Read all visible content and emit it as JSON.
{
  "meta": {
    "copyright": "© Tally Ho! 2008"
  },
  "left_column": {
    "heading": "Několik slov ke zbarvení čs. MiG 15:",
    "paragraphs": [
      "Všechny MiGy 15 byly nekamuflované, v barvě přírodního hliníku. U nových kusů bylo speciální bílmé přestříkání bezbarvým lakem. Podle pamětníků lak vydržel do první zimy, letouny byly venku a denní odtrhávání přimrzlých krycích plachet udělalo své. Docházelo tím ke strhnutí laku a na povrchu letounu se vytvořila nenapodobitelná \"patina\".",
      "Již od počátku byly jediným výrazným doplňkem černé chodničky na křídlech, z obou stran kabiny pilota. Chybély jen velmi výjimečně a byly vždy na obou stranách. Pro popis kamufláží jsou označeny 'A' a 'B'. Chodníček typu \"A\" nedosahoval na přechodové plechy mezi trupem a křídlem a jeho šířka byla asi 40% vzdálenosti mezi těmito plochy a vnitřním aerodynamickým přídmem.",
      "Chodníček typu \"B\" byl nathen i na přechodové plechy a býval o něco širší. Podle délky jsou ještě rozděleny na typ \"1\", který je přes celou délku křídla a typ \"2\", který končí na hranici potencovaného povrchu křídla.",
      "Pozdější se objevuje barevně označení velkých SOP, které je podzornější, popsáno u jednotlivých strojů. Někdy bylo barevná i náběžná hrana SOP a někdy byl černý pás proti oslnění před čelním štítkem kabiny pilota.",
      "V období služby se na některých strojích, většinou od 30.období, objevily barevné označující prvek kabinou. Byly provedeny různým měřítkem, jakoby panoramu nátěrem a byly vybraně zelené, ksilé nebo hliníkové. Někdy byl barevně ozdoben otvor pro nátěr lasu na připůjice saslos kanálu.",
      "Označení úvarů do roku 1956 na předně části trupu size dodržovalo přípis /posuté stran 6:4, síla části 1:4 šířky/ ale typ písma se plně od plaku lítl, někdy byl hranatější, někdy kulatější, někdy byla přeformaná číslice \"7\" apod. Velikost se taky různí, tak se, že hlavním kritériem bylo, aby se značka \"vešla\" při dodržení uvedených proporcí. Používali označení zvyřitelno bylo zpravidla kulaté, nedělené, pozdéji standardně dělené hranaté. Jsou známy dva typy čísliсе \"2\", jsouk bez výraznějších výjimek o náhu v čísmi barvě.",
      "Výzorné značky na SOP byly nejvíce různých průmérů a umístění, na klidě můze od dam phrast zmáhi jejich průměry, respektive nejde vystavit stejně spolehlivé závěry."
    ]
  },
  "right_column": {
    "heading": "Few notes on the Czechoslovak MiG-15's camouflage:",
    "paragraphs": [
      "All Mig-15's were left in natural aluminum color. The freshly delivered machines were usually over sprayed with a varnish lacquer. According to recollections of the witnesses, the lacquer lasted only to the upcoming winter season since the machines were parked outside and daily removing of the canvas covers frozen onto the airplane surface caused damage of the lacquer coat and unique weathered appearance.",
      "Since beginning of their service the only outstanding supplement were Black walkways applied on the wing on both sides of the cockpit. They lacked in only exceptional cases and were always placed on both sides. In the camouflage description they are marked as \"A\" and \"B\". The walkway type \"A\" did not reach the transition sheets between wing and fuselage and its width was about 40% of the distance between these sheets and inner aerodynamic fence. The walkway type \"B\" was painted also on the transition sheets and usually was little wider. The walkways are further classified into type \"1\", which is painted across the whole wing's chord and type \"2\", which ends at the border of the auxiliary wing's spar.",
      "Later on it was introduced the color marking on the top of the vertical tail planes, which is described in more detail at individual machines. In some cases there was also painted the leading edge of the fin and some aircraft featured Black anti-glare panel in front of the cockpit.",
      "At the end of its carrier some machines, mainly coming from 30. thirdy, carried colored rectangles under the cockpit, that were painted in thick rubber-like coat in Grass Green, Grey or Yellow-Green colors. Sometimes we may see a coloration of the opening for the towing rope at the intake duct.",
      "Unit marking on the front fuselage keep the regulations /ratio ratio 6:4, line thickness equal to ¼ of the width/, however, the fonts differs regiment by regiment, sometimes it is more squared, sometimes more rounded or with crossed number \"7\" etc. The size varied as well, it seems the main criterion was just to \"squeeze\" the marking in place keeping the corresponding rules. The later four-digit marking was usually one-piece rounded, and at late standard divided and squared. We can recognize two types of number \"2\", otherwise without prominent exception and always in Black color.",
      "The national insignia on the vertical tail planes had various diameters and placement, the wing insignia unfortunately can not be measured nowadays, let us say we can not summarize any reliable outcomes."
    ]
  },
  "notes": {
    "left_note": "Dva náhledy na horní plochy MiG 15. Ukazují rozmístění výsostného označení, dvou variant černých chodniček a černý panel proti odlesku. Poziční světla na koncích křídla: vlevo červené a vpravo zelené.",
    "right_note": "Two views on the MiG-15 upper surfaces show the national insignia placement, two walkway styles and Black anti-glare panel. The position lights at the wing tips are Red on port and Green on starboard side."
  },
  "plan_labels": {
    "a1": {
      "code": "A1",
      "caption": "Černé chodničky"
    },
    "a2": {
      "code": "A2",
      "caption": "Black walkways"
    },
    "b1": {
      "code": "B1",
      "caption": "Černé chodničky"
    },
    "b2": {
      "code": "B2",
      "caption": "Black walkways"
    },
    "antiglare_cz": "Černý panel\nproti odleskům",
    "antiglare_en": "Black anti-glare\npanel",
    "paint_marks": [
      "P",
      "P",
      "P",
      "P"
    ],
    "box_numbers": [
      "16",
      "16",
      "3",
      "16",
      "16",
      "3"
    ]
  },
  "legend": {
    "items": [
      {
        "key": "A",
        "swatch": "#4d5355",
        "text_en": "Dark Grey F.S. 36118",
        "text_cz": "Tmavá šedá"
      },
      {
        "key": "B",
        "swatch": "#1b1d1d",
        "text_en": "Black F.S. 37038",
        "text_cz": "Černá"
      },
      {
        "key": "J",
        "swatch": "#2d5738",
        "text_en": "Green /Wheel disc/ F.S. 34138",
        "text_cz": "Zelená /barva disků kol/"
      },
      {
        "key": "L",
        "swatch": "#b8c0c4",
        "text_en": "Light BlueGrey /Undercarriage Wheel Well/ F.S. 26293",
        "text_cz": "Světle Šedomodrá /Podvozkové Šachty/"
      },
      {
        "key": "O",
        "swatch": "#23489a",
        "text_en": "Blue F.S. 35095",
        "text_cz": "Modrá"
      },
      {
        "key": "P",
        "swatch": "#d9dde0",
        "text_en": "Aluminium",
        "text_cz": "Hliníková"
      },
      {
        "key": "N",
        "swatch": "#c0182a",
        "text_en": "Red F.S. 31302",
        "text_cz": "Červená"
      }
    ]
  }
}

—————

**THE PROBLEM:** Using the data above, repeat every line exactly.

**SOLUTION TO THIS EXERCISE:**
Read all visible content and emit it as JSON.
{
  "meta": {
    "copyright": "© Tally Ho! 2008"
  },
  "left_column": {
    "heading": "Několik slov ke zbarvení čs. MiG 15:",
    "paragraphs": [
      "Všechny MiGy 15 byly nekamuflované, v barvě přírodního hliníku. U nových kusů bylo speciální bílmé přestříkání bezbarvým lakem. Podle pamětníků lak vydržel do první zimy, letouny byly venku a denní odtrhávání přimrzlých krycích plachet udělalo své. Docházelo tím ke strhnutí laku a na povrchu letounu se vytvořila nenapodobitelná \"patina\".",
      "Již od počátku byly jediným výrazným doplňkem černé chodničky na křídlech, z obou stran kabiny pilota. Chybély jen velmi výjimečně a byly vždy na obou stranách. Pro popis kamufláží jsou označeny 'A' a 'B'. Chodníček typu \"A\" nedosahoval na přechodové plechy mezi trupem a křídlem a jeho šířka byla asi 40% vzdálenosti mezi těmito plochy a vnitřním aerodynamickým přídmem.",
      "Chodníček typu \"B\" byl nathen i na přechodové plechy a býval o něco širší. Podle délky jsou ještě rozděleny na typ \"1\", který je přes celou délku křídla a typ \"2\", který končí na hranici potencovaného povrchu křídla.",
      "Pozdější se objevuje barevně označení velkých SOP, které je podzornější, popsáno u jednotlivých strojů. Někdy bylo barevná i náběžná hrana SOP a někdy byl černý pás proti oslnění před čelním štítkem kabiny pilota.",
      "V období služby se na některých strojích, většinou od 30.období, objevily barevné označující prvek kabinou. Byly provedeny různým měřítkem, jakoby panoramu nátěrem a byly vybraně zelené, ksilé nebo hliníkové. Někdy byl barevně ozdoben otvor pro nátěr lasu na připůjice saslos kanálu.",
      "Označení úvarů do roku 1956 na předně části trupu size dodržovalo přípis /posuté stran 6:4, síla části 1:4 šířky/ ale typ písma se plně od plaku lítl, někdy byl hranatější, někdy kulatější, někdy byla přeformaná číslice \"7\" apod. Velikost se taky různí, tak se, že hlavním kritériem bylo, aby se značka \"vešla\" při dodržení uvedených proporcí. Používali označení zvyřitelno bylo zpravidla kulaté, nedělené, pozdéji standardně dělené hranaté. Jsou známy dva typy čísliсе \"2\", jsouk bez výraznějších výjimek o náhu v čísmi barvě.",
      "Výzorné značky na SOP byly nejvíce různých průmérů a umístění, na klidě můze od dam phrast zmáhi jejich průměry, respektive nejde vystavit stejně spolehlivé závěry."
    ]
  },
  "right_column": {
    "heading": "Few notes on the Czechoslovak MiG-15's camouflage:",
    "paragraphs": [
      "All Mig-15's were left in natural aluminum color. The freshly delivered machines were usually over sprayed with a varnish lacquer. According to recollections of the witnesses, the lacquer lasted only to the upcoming winter season since the machines were parked outside and daily removing of the canvas covers frozen onto the airplane surface caused damage of the lacquer coat and unique weathered appearance.",
      "Since beginning of their service the only outstanding supplement were Black walkways applied on the wing on both sides of the cockpit. They lacked in only exceptional cases and were always placed on both sides. In the camouflage description they are marked as \"A\" and \"B\". The walkway type \"A\" did not reach the transition sheets between wing and fuselage and its width was about 40% of the distance between these sheets and inner aerodynamic fence. The walkway type \"B\" was painted also on the transition sheets and usually was little wider. The walkways are further classified into type \"1\", which is painted across the whole wing's chord and type \"2\", which ends at the border of the auxiliary wing's spar.",
      "Later on it was introduced the color marking on the top of the vertical tail planes, which is described in more detail at individual machines. In some cases there was also painted the leading edge of the fin and some aircraft featured Black anti-glare panel in front of the cockpit.",
      "At the end of its carrier some machines, mainly coming from 30. thirdy, carried colored rectangles under the cockpit, that were painted in thick rubber-like coat in Grass Green, Grey or Yellow-Green colors. Sometimes we may see a coloration of the opening for the towing rope at the intake duct.",
      "Unit marking on the front fuselage keep the regulations /ratio ratio 6:4, line thickness equal to ¼ of the width/, however, the fonts differs regiment by regiment, sometimes it is more squared, sometimes more rounded or with crossed number \"7\" etc. The size varied as well, it seems the main criterion was just to \"squeeze\" the marking in place keeping the corresponding rules. The later four-digit marking was usually one-piece rounded, and at late standard divided and squared. We can recognize two types of number \"2\", otherwise without prominent exception and always in Black color.",
      "The national insignia on the vertical tail planes had various diameters and placement, the wing insignia unfortunately can not be measured nowadays, let us say we can not summarize any reliable outcomes."
    ]
  },
  "notes": {
    "left_note": "Dva náhledy na horní plochy MiG 15. Ukazují rozmístění výsostného označení, dvou variant černých chodniček a černý panel proti odlesku. Poziční světla na koncích křídla: vlevo červené a vpravo zelené.",
    "right_note": "Two views on the MiG-15 upper surfaces show the national insignia placement, two walkway styles and Black anti-glare panel. The position lights at the wing tips are Red on port and Green on starboard side."
  },
  "plan_labels": {
    "a1": {
      "code": "A1",
      "caption": "Černé chodničky"
    },
    "a2": {
      "code": "A2",
      "caption": "Black walkways"
    },
    "b1": {
      "code": "B1",
      "caption": "Černé chodničky"
    },
    "b2": {
      "code": "B2",
      "caption": "Black walkways"
    },
    "antiglare_cz": "Černý panel\nproti odleskům",
    "antiglare_en": "Black anti-glare\npanel",
    "paint_marks": [
      "P",
      "P",
      "P",
      "P"
    ],
    "box_numbers": [
      "16",
      "16",
      "3",
      "16",
      "16",
      "3"
    ]
  },
  "legend": {
    "items": [
      {
        "key": "A",
        "swatch": "#4d5355",
        "text_en": "Dark Grey F.S. 36118",
        "text_cz": "Tmavá šedá"
      },
      {
        "key": "B",
        "swatch": "#1b1d1d",
        "text_en": "Black F.S. 37038",
        "text_cz": "Černá"
      },
      {
        "key": "J",
        "swatch": "#2d5738",
        "text_en": "Green /Wheel disc/ F.S. 34138",
        "text_cz": "Zelená /barva disků kol/"
      },
      {
        "key": "L",
        "swatch": "#b8c0c4",
        "text_en": "Light BlueGrey /Undercarriage Wheel Well/ F.S. 26293",
        "text_cz": "Světle Šedomodrá /Podvozkové Šachty/"
      },
      {
        "key": "O",
        "swatch": "#23489a",
        "text_en": "Blue F.S. 35095",
        "text_cz": "Modrá"
      },
      {
        "key": "P",
        "swatch": "#d9dde0",
        "text_en": "Aluminium",
        "text_cz": "Hliníková"
      },
      {
        "key": "N",
        "swatch": "#c0182a",
        "text_en": "Red F.S. 31302",
        "text_cz": "Červená"
      }
    ]
  }
}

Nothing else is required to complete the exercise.